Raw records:
────────

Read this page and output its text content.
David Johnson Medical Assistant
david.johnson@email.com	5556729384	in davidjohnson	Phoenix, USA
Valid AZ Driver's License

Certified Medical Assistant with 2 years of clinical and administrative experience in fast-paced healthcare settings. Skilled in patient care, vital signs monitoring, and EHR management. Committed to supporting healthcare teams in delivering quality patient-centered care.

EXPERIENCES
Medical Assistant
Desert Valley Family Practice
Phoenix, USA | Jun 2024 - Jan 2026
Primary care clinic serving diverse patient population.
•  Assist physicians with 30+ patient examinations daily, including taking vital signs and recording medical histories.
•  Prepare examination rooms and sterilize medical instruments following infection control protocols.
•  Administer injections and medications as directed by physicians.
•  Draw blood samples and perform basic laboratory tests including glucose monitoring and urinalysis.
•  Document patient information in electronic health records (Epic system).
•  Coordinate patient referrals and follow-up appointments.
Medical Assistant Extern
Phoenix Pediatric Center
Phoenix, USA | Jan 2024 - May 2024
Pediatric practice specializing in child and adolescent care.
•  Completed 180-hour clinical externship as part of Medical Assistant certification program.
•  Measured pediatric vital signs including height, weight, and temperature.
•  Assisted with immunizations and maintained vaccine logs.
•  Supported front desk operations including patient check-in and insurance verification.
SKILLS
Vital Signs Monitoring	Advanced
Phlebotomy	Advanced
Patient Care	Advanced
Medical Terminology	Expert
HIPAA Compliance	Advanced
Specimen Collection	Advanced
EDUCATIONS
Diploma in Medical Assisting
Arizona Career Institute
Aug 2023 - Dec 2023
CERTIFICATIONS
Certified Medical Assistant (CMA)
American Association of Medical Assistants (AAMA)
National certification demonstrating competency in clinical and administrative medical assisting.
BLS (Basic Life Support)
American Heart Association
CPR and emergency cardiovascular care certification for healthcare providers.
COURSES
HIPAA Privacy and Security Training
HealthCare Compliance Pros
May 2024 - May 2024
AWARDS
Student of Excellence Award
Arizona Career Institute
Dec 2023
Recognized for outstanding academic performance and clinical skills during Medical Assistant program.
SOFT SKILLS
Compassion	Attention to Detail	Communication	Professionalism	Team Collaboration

────────

--- Task brief ---
Repeat the records above in full, character for character.

--- Response ---
Read this page and output its text content.
David Johnson Medical Assistant
david.johnson@email.com	5556729384	in davidjohnson	Phoenix, USA
Valid AZ Driver's License

Certified Medical Assistant with 2 years of clinical and administrative experience in fast-paced healthcare settings. Skilled in patient care, vital signs monitoring, and EHR management. Committed to supporting healthcare teams in delivering quality patient-centered care.

EXPERIENCES
Medical Assistant
Desert Valley Family Practice
Phoenix, USA | Jun 2024 - Jan 2026
Primary care clinic serving diverse patient population.
•  Assist physicians with 30+ patient examinations daily, including taking vital signs and recording medical histories.
•  Prepare examination rooms and sterilize medical instruments following infection control protocols.
•  Administer injections and medications as directed by physicians.
•  Draw blood samples and perform basic laboratory tests including glucose monitoring and urinalysis.
•  Document patient information in electronic health records (Epic system).
•  Coordinate patient referrals and follow-up appointments.
Medical Assistant Extern
Phoenix Pediatric Center
Phoenix, USA | Jan 2024 - May 2024
Pediatric practice specializing in child and adolescent care.
•  Completed 180-hour clinical externship as part of Medical Assistant certification program.
•  Measured pediatric vital signs including height, weight, and temperature.
•  Assisted with immunizations and maintained vaccine logs.
•  Supported front desk operations including patient check-in and insurance verification.
SKILLS
Vital Signs Monitoring	Advanced
Phlebotomy	Advanced
Patient Care	Advanced
Medical Terminology	Expert
HIPAA Compliance	Advanced
Specimen Collection	Advanced
EDUCATIONS
Diploma in Medical Assisting
Arizona Career Institute
Aug 2023 - Dec 2023
CERTIFICATIONS
Certified Medical Assistant (CMA)
American Association of Medical Assistants (AAMA)
National certification demonstrating competency in clinical and administrative medical assisting.
BLS (Basic Life Support)
American Heart Association
CPR and emergency cardiovascular care certification for healthcare providers.
COURSES
HIPAA Privacy and Security Training
HealthCare Compliance Pros
May 2024 - May 2024
AWARDS
Student of Excellence Award
Arizona Career Institute
Dec 2023
Recognized for outstanding academic performance and clinical skills during Medical Assistant program.
SOFT SKILLS
Compassion	Attention to Detail	Communication	Professionalism	Team Collaboration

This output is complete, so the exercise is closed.